§ Task details
Pull every "图象形状与二次函数" line out of the data below.

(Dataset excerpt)
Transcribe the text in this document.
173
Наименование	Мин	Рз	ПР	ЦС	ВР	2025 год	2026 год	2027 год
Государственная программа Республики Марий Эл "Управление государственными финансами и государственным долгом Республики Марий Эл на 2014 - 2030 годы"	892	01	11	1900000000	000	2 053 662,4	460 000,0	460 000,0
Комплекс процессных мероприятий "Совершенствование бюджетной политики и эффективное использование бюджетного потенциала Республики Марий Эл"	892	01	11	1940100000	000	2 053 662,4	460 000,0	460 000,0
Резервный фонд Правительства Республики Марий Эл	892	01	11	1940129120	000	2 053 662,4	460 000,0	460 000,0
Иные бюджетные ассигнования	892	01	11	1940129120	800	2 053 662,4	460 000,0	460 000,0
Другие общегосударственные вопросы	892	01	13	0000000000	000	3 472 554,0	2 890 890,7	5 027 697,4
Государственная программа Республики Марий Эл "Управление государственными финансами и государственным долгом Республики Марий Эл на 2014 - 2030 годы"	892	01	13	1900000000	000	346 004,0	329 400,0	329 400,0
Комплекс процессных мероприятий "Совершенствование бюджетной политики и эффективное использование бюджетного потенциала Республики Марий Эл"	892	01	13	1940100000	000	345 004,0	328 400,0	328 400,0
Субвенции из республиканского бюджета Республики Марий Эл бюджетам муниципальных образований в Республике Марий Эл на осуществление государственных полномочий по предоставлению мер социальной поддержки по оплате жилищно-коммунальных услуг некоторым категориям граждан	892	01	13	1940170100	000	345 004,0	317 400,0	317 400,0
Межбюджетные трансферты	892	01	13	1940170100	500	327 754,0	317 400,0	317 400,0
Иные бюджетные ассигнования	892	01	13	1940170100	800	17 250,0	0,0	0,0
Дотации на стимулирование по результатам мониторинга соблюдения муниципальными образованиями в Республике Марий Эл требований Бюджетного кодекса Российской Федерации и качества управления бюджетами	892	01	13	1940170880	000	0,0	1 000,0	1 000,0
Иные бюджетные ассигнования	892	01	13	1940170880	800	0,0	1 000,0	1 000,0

* * *

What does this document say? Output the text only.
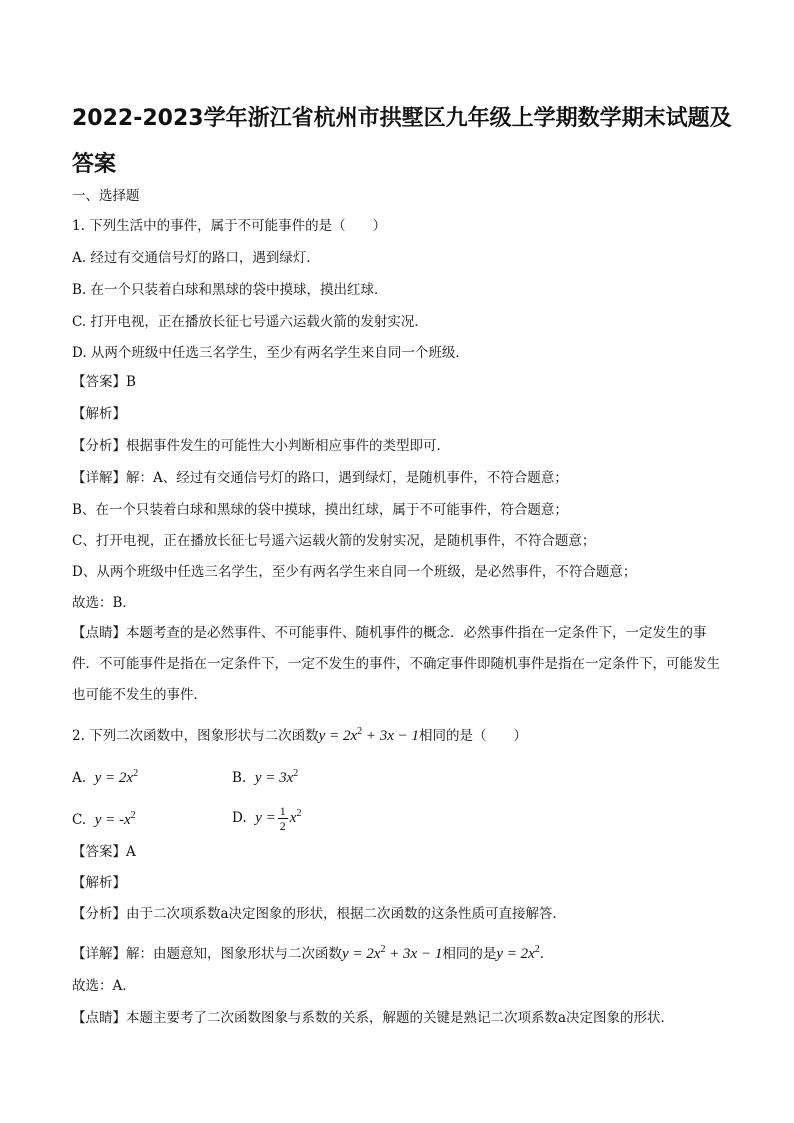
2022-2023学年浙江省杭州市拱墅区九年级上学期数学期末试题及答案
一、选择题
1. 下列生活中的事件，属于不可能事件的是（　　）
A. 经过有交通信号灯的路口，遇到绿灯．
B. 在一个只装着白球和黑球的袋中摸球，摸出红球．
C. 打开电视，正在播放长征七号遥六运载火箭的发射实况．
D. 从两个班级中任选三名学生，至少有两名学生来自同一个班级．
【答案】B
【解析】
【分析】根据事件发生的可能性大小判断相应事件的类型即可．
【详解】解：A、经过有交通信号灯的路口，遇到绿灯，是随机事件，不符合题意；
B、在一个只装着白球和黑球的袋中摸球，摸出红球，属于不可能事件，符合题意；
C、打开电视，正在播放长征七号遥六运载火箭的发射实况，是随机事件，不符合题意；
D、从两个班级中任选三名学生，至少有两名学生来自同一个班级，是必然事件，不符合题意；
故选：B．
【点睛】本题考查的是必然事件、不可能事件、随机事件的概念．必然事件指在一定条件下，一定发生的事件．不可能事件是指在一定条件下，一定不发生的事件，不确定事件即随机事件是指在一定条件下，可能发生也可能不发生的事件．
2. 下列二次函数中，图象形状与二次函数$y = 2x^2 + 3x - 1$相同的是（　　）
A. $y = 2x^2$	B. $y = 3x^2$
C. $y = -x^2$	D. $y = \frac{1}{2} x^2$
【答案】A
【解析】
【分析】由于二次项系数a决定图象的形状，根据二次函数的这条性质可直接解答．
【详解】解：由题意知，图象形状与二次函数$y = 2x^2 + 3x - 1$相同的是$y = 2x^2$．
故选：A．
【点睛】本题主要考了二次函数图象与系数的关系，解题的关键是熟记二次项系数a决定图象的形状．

---

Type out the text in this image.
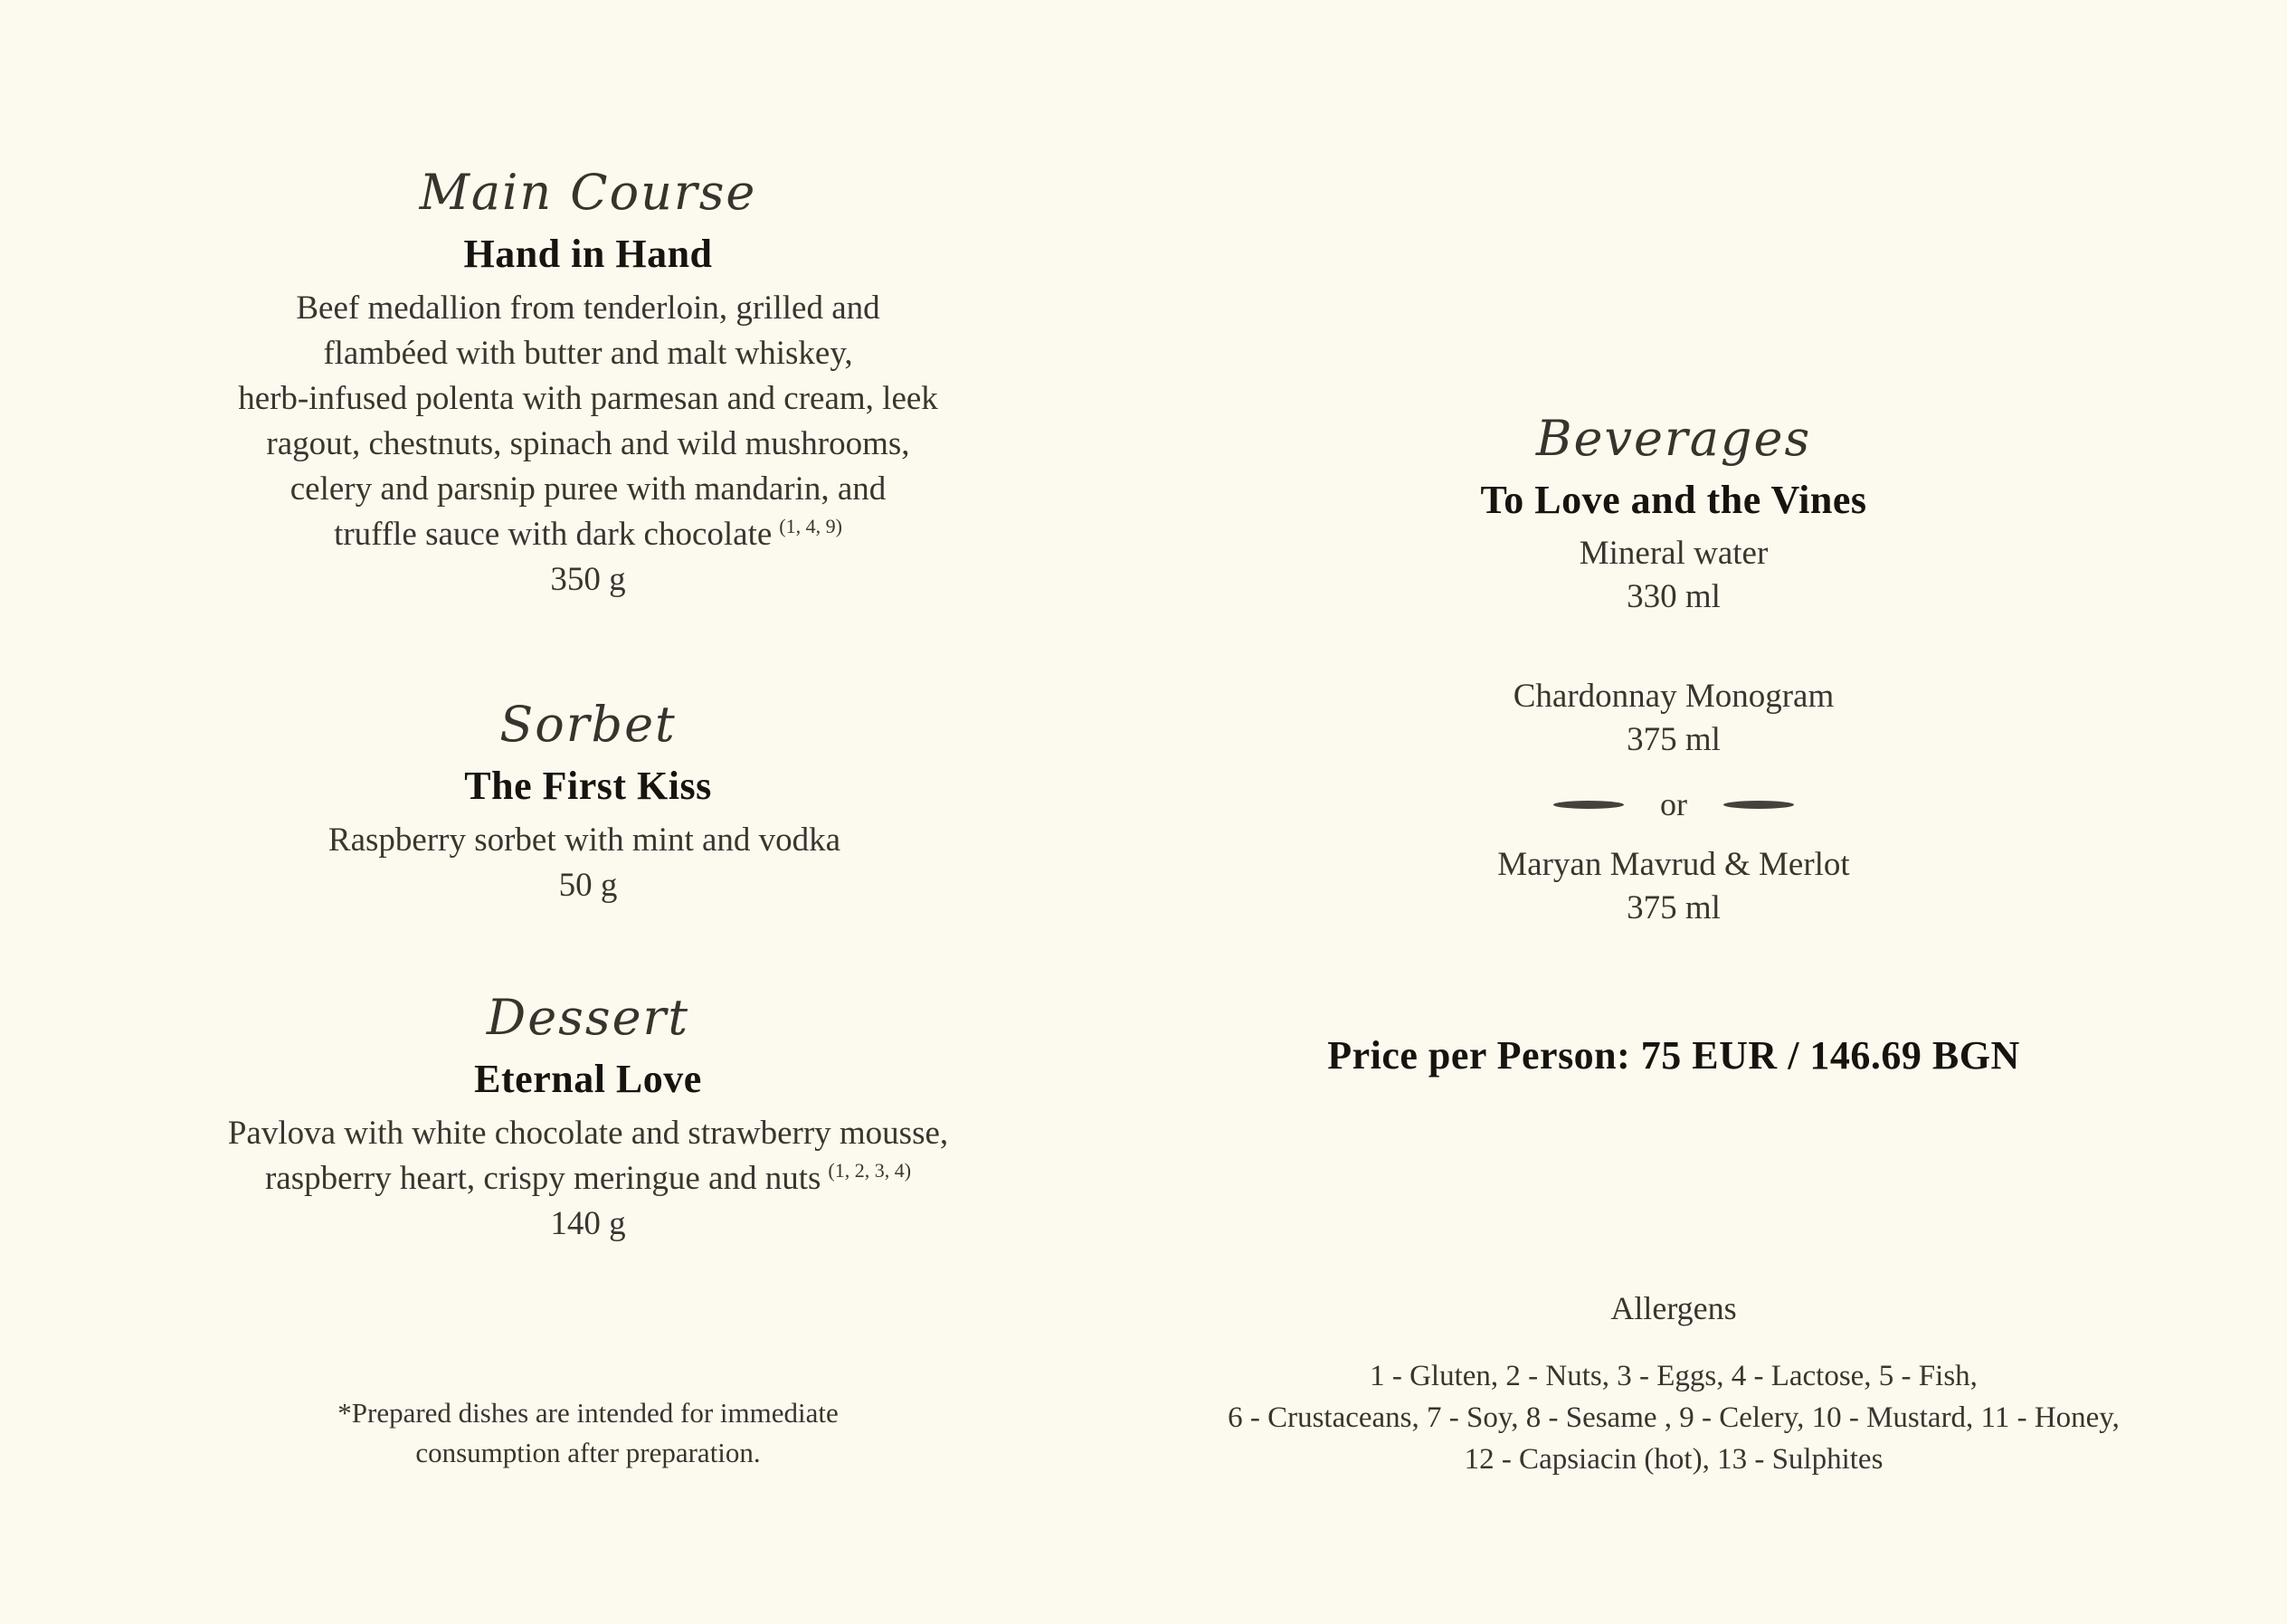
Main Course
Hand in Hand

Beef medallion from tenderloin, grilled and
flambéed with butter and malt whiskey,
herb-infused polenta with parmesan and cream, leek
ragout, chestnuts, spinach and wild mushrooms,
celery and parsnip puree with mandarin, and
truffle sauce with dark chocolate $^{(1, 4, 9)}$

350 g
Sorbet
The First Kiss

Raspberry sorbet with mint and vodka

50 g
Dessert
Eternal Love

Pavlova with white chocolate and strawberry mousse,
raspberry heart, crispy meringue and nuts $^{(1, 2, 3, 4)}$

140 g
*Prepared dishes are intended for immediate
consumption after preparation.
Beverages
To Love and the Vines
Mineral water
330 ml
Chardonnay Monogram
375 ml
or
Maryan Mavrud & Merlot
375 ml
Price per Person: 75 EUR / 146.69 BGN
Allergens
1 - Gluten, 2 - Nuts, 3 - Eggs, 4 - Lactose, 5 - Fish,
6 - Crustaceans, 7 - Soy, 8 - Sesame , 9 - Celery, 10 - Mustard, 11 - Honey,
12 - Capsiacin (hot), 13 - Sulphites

§ The output
2. 下列二次函数中，图象形状与二次函数$y = 2x^2 + 3x - 1$相同的是（　　）
【详解】解：由题意知，图象形状与二次函数$y = 2x^2 + 3x - 1$相同的是$y = 2x^2$．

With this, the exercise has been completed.